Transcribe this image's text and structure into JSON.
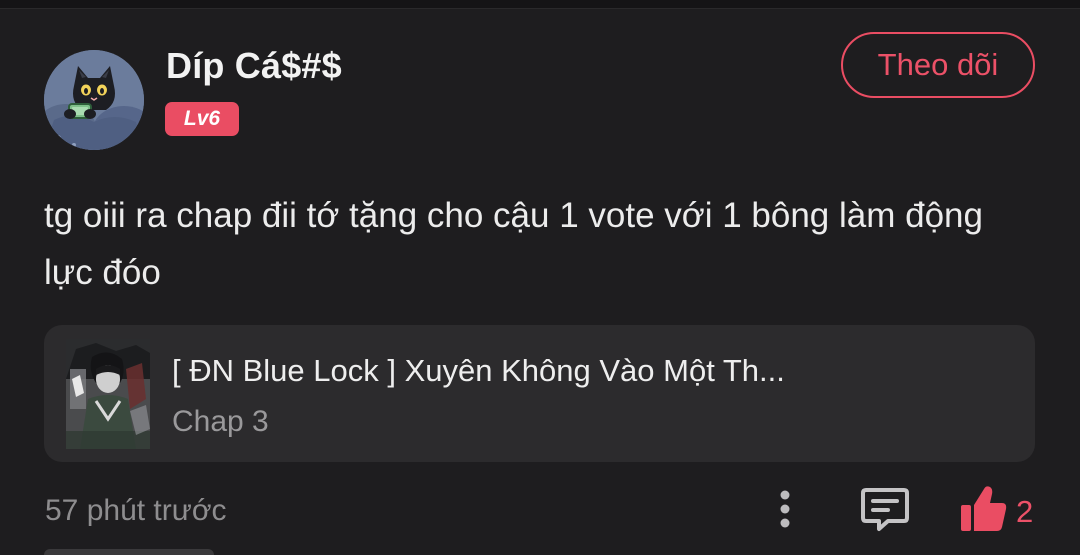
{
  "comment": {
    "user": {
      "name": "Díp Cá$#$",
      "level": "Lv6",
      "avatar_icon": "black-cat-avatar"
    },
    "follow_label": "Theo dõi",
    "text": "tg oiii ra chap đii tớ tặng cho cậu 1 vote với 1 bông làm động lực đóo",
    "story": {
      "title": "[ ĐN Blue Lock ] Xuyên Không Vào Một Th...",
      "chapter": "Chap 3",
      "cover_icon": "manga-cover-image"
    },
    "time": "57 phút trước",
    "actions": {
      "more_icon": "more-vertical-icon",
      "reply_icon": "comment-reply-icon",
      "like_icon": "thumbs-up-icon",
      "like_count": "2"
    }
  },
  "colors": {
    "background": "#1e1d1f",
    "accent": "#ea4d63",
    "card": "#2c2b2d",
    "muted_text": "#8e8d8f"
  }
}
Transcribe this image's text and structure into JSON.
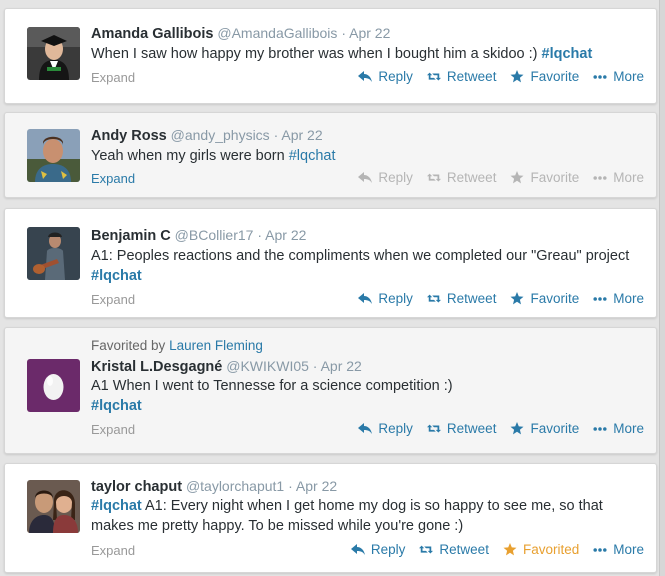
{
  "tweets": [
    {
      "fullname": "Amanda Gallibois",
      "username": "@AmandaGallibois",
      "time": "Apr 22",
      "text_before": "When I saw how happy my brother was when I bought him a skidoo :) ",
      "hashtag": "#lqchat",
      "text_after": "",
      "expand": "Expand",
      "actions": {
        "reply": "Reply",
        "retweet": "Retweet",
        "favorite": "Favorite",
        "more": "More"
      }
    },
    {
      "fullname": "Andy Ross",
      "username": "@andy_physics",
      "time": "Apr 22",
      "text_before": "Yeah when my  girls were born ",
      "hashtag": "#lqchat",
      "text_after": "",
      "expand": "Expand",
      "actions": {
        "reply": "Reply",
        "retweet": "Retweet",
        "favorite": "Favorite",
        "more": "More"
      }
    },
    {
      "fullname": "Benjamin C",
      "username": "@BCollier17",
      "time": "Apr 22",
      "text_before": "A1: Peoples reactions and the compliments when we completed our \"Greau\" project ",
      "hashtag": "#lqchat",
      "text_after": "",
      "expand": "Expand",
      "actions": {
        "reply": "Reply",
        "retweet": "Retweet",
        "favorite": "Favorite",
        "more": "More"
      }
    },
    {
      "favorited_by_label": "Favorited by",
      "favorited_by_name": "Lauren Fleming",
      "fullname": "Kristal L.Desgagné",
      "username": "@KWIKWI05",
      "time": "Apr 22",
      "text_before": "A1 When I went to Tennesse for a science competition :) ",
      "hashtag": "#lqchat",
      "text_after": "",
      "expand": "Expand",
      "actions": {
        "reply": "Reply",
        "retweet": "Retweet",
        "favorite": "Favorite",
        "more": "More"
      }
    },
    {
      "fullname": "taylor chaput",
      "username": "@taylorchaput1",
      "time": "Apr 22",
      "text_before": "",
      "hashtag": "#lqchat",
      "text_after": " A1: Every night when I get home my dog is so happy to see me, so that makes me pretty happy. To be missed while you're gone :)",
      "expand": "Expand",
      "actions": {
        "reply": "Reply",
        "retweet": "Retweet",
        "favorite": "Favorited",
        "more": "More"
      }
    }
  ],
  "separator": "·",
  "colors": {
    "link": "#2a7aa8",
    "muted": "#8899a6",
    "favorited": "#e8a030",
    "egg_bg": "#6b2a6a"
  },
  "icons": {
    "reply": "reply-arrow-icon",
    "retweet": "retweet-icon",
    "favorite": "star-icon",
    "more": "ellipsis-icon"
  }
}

==================================================

» **WHAT THE TASK REQUIRES**: Quote every entry exactly, with the pictures omitted.

» **TASK OUTPUT**:
Transcribe this image's text and structure into JSON.
{
  "comment": {
    "user": {
      "name": "Díp Cá$#$",
      "level": "Lv6",
      "avatar_icon": "black-cat-avatar"
    },
    "follow_label": "Theo dõi",
    "text": "tg oiii ra chap đii tớ tặng cho cậu 1 vote với 1 bông làm động lực đóo",
    "story": {
      "title": "[ ĐN Blue Lock ] Xuyên Không Vào Một Th...",
      "chapter": "Chap 3",
      "cover_icon": "manga-cover-image"
    },
    "time": "57 phút trước",
    "actions": {
      "more_icon": "more-vertical-icon",
      "reply_icon": "comment-reply-icon",
      "like_icon": "thumbs-up-icon",
      "like_count": "2"
    }
  },
  "colors": {
    "background": "#1e1d1f",
    "accent": "#ea4d63",
    "card": "#2c2b2d",
    "muted_text": "#8e8d8f"
  }
}
Transcribe this image's text and structure into JSON.
{
  "tweets": [
    {
      "fullname": "Amanda Gallibois",
      "username": "@AmandaGallibois",
      "time": "Apr 22",
      "text_before": "When I saw how happy my brother was when I bought him a skidoo :) ",
      "hashtag": "#lqchat",
      "text_after": "",
      "expand": "Expand",
      "actions": {
        "reply": "Reply",
        "retweet": "Retweet",
        "favorite": "Favorite",
        "more": "More"
      }
    },
    {
      "fullname": "Andy Ross",
      "username": "@andy_physics",
      "time": "Apr 22",
      "text_before": "Yeah when my  girls were born ",
      "hashtag": "#lqchat",
      "text_after": "",
      "expand": "Expand",
      "actions": {
        "reply": "Reply",
        "retweet": "Retweet",
        "favorite": "Favorite",
        "more": "More"
      }
    },
    {
      "fullname": "Benjamin C",
      "username": "@BCollier17",
      "time": "Apr 22",
      "text_before": "A1: Peoples reactions and the compliments when we completed our \"Greau\" project ",
      "hashtag": "#lqchat",
      "text_after": "",
      "expand": "Expand",
      "actions": {
        "reply": "Reply",
        "retweet": "Retweet",
        "favorite": "Favorite",
        "more": "More"
      }
    },
    {
      "favorited_by_label": "Favorited by",
      "favorited_by_name": "Lauren Fleming",
      "fullname": "Kristal L.Desgagné",
      "username": "@KWIKWI05",
      "time": "Apr 22",
      "text_before": "A1 When I went to Tennesse for a science competition :) ",
      "hashtag": "#lqchat",
      "text_after": "",
      "expand": "Expand",
      "actions": {
        "reply": "Reply",
        "retweet": "Retweet",
        "favorite": "Favorite",
        "more": "More"
      }
    },
    {
      "fullname": "taylor chaput",
      "username": "@taylorchaput1",
      "time": "Apr 22",
      "text_before": "",
      "hashtag": "#lqchat",
      "text_after": " A1: Every night when I get home my dog is so happy to see me, so that makes me pretty happy. To be missed while you're gone :)",
      "expand": "Expand",
      "actions": {
        "reply": "Reply",
        "retweet": "Retweet",
        "favorite": "Favorited",
        "more": "More"
      }
    }
  ],
  "separator": "·",
  "colors": {
    "link": "#2a7aa8",
    "muted": "#8899a6",
    "favorited": "#e8a030",
    "egg_bg": "#6b2a6a"
  },
  "icons": {
    "reply": "reply-arrow-icon",
    "retweet": "retweet-icon",
    "favorite": "star-icon",
    "more": "ellipsis-icon"
  }
}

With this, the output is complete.